What is needed |
Where a line of the listing below includes the word "European", reproduce that line.

Record excerpts |
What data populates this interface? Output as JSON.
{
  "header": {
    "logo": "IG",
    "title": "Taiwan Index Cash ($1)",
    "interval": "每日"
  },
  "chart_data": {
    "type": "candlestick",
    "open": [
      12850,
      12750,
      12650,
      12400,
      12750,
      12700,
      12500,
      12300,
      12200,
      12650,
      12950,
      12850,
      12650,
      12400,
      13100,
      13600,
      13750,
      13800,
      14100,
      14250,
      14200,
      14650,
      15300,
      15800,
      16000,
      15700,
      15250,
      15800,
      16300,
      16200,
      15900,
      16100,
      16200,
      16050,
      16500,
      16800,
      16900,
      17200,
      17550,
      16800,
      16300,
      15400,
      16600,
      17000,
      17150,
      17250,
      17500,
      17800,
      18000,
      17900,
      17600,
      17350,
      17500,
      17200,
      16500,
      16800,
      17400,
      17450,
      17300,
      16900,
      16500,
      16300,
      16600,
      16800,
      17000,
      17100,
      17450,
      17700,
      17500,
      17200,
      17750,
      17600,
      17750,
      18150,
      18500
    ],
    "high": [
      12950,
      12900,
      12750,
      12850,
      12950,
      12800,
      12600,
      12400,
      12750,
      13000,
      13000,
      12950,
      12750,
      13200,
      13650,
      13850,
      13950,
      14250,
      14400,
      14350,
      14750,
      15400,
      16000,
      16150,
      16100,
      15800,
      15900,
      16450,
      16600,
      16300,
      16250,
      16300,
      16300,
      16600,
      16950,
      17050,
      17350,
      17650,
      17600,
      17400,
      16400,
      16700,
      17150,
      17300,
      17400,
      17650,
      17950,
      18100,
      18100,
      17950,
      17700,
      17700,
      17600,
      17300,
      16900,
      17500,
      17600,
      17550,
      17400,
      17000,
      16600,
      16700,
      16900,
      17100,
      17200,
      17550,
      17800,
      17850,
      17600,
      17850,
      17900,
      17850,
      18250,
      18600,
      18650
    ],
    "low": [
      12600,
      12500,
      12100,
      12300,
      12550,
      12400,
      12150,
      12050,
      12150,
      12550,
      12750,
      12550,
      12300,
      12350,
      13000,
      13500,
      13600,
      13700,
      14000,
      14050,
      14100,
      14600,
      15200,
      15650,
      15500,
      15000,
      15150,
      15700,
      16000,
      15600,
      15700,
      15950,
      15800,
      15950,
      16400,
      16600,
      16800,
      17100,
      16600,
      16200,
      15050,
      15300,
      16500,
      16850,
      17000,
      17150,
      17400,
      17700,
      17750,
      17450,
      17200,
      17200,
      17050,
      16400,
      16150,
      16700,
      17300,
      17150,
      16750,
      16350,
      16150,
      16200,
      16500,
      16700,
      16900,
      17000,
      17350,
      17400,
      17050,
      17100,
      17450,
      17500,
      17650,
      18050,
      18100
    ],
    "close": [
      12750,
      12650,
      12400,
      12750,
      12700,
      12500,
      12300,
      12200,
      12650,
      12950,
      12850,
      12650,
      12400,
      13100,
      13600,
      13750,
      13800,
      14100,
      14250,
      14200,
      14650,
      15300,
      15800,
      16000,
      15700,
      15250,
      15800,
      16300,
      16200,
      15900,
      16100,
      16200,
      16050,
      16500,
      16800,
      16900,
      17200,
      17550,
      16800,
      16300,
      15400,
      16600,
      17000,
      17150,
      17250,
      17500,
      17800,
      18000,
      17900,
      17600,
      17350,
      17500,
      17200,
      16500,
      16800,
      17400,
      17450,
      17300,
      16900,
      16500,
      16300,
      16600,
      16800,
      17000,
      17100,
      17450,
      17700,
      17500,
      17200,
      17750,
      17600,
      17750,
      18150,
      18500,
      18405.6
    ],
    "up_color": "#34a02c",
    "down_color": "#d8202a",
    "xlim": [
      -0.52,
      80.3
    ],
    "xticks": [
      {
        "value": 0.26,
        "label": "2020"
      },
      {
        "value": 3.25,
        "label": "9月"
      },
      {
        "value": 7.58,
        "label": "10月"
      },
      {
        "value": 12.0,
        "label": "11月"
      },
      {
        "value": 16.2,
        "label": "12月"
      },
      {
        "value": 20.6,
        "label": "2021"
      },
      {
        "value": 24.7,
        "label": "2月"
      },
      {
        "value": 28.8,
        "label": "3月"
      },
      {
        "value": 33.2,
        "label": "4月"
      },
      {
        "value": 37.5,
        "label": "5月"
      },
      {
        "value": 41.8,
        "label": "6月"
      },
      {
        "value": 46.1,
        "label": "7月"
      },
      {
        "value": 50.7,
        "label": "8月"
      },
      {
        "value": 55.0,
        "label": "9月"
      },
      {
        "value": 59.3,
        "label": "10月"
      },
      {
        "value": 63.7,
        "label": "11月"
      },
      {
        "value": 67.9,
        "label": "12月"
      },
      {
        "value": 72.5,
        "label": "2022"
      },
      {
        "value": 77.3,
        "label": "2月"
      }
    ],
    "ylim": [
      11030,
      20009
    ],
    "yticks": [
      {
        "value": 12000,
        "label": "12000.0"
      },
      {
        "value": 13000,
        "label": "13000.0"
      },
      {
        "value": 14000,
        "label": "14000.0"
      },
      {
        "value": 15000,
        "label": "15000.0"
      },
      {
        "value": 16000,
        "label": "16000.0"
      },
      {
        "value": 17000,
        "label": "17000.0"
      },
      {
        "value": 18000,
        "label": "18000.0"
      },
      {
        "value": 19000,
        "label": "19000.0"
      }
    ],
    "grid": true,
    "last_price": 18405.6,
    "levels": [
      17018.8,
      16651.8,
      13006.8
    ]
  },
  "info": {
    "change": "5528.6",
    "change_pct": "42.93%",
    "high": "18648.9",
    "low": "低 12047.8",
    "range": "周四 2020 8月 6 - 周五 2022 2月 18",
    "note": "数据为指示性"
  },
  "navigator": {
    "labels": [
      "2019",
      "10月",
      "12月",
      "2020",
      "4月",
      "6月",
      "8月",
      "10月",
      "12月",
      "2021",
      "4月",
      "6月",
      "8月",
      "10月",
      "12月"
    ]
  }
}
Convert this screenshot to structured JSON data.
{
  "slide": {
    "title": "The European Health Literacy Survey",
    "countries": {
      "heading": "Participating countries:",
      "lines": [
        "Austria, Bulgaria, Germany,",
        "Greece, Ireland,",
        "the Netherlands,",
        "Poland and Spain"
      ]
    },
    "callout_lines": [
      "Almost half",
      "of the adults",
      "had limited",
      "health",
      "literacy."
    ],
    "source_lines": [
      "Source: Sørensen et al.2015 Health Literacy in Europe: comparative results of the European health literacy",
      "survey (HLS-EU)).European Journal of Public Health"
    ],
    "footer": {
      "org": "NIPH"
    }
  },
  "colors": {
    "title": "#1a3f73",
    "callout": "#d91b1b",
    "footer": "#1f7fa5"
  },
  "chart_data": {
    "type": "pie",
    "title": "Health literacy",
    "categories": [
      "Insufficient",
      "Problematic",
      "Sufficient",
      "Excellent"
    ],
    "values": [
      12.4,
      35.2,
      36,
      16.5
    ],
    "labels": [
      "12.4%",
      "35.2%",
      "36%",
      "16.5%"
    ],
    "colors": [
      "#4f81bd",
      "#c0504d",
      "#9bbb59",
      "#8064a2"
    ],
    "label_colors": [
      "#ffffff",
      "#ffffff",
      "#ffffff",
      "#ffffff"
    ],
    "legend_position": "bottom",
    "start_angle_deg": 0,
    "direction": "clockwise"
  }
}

Problem solution |
    "title": "The European Health Literacy Survey",
      "Source: Sørensen et al.2015 Health Literacy in Europe: comparative results of the European health literacy",
      "survey (HLS-EU)).European Journal of Public Health"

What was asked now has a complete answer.